=== PROMPT ===
Reproduce the part of the turf grass project summary from "Summary of final" to "University of NSW." word for word.

Summary of final report on the Australian Flora Foundation funded project:
Anthony R Smith White
School of Biological Sciences, University of New South Wales
The objective of this project was to investigate the potential of Sporobous virginicus in the turf grass industry for use in saline or salt affected areas. Two distinct forms of the species occur naturally in coastal areas of NSW however this study considered only the smaller form described as type 1 by Smith-White (1988) and as var. minor by others. Thirty six accessions (clones) of the grass were collected from the NSW coast between Lake Wonboyn, near the Victorian border and Nambucca Heads in northern NSW (Table 1). Clonal individuals were established and cultivated in sand in a glasshouse at the University of NSW.
The trial clearly demonstrated a high level of genetically controlled morphological variation within this species that is available for horticulturalists to draw on for special purposes. For the specimens used in the trial the one standing out as having real potential for cultivation as a lawn grass is the triploid number 22665. This clone was collected from an estuarine sand habitat at the mouth of Coila River in southern NSW. Ecotypic adaptation in this species is very developed and for any serious attempt to utilize naturally occurring accessions for specific purposes larger trials using greater plant numbers and with a range of differing salinity treatments would seem essential. Clonal spread in all chromosome races is predominately by rhizomatous growth and whilst both diploid and tetraploid races are sexually fertile, the triploid race is sexually sterile. Tripoids however may at times produce seed by agamospermy (Smith-White 1988). Should a triploid accession be used for cultivation it would have the advantage of being genetically isolated and therefore retain its character over time.

=== SOURCE DATA ===
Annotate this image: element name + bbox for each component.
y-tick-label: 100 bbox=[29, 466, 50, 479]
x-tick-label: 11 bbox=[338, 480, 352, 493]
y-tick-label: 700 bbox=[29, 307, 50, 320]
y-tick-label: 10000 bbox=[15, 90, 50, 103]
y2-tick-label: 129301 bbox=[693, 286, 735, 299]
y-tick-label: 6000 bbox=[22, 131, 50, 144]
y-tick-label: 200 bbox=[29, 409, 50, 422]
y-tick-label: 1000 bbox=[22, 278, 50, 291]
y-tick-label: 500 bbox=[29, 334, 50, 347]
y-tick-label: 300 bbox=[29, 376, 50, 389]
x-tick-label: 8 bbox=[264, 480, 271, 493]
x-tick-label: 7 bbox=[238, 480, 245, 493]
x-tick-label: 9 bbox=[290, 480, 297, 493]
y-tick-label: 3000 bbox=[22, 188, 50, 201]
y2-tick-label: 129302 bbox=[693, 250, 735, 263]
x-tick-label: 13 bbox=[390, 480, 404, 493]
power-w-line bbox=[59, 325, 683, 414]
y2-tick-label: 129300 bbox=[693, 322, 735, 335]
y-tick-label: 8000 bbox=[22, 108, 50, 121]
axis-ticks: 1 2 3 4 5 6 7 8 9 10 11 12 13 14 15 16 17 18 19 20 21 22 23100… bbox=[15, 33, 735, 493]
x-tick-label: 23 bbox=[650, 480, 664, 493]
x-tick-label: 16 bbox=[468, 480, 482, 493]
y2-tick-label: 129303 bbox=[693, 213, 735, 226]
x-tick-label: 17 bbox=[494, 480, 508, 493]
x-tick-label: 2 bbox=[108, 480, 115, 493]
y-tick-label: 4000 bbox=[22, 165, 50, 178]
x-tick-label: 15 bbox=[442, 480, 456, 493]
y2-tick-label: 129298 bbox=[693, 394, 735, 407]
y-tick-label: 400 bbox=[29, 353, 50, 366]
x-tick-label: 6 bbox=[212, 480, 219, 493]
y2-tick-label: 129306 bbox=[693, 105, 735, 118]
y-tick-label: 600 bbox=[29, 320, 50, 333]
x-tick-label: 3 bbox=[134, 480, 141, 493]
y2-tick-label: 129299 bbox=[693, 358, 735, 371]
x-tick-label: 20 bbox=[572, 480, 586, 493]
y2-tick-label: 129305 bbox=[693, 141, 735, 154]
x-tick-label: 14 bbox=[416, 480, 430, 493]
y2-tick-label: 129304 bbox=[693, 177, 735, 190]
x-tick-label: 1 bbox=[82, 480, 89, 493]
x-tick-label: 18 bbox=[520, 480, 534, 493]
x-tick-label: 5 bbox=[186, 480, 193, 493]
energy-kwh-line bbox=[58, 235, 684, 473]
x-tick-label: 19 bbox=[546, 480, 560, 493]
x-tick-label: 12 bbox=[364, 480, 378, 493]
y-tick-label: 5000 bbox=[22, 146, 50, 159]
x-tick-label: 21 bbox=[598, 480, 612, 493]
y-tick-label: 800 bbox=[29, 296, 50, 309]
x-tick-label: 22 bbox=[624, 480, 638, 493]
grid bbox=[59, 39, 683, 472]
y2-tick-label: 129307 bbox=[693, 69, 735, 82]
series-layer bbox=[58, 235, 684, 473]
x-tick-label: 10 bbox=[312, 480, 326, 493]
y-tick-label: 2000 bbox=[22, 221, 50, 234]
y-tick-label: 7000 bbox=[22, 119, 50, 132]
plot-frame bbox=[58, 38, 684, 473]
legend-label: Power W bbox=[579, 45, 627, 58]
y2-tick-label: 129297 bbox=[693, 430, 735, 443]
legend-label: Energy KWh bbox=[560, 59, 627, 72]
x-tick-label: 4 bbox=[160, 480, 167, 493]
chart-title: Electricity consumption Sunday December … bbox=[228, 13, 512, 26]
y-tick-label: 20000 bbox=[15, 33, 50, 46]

=== FINISHED EXERCISE ===
Summary of final report on the Australian Flora Foundation funded project:
Anthony R Smith White
School of Biological Sciences, University of New South Wales
The objective of this project was to investigate the potential of Sporobous virginicus in the turf grass industry for use in saline or salt affected areas. Two distinct forms of the species occur naturally in coastal areas of NSW however this study considered only the smaller form described as type 1 by Smith-White (1988) and as var. minor by others. Thirty six accessions (clones) of the grass were collected from the NSW coast between Lake Wonboyn, near the Victorian border and Nambucca Heads in northern NSW (Table 1). Clonal individuals were established and cultivated in sand in a glasshouse at the University of NSW.